Work to be completed: Please find all lines in the data that hold the string "Penicillin" and copy them.

Dataset records on visual material:

================

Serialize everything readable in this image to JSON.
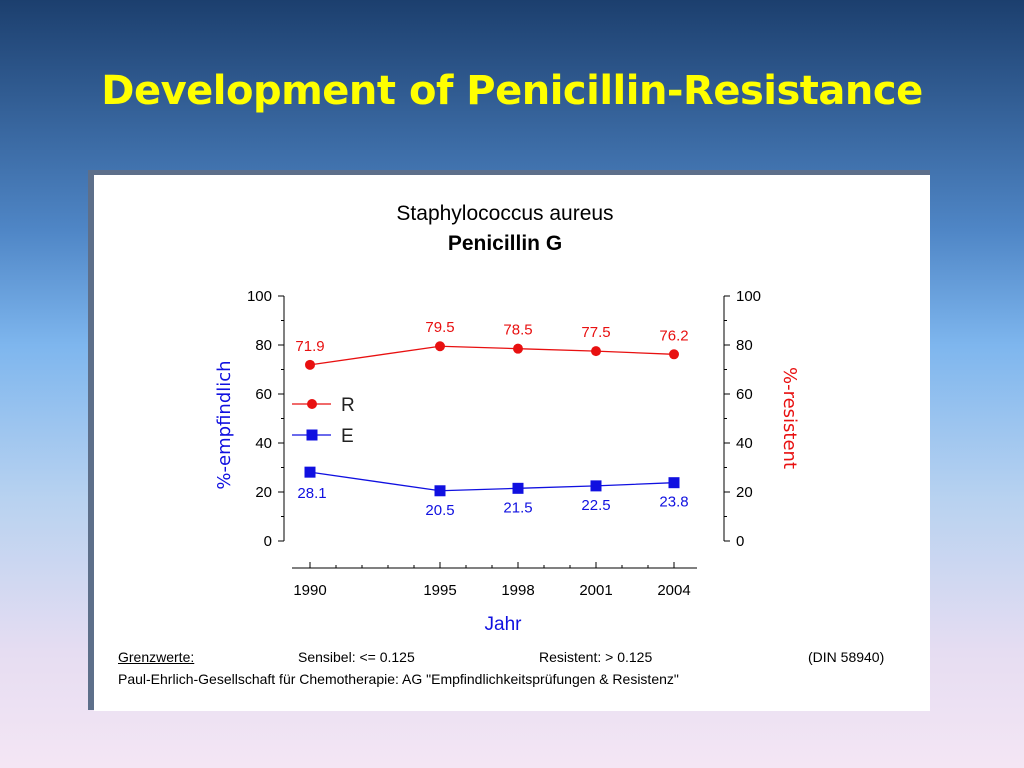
{
  "slide": {
    "title": "Development of Penicillin-Resistance"
  },
  "chart_data": {
    "type": "line",
    "title": "Staphylococcus aureus",
    "subtitle": "Penicillin G",
    "xlabel": "Jahr",
    "ylabel_left": "%-empfindlich",
    "ylabel_right": "%-resistent",
    "x": [
      1990,
      1995,
      1998,
      2001,
      2004
    ],
    "x_tick_labels": [
      "1990",
      "1995",
      "1998",
      "2001",
      "2004"
    ],
    "ylim": [
      0,
      100
    ],
    "y_ticks": [
      "0",
      "20",
      "40",
      "60",
      "80",
      "100"
    ],
    "grid": false,
    "legend_position": "left",
    "series": [
      {
        "name": "R",
        "color": "#e81010",
        "marker": "circle",
        "axis": "right",
        "values": [
          71.9,
          79.5,
          78.5,
          77.5,
          76.2
        ],
        "labels": [
          "71.9",
          "79.5",
          "78.5",
          "77.5",
          "76.2"
        ]
      },
      {
        "name": "E",
        "color": "#1010e0",
        "marker": "square",
        "axis": "left",
        "values": [
          28.1,
          20.5,
          21.5,
          22.5,
          23.8
        ],
        "labels": [
          "28.1",
          "20.5",
          "21.5",
          "22.5",
          "23.8"
        ]
      }
    ]
  },
  "footer": {
    "grenz_label": "Grenzwerte:",
    "sensibel": "Sensibel: <= 0.125",
    "resistent": "Resistent: > 0.125",
    "din": "(DIN 58940)",
    "source": "Paul-Ehrlich-Gesellschaft für Chemotherapie: AG \"Empfindlichkeitsprüfungen & Resistenz\""
  }
}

================

Result:
    "title": "Development of Penicillin-Resistance"
    "subtitle": "Penicillin G",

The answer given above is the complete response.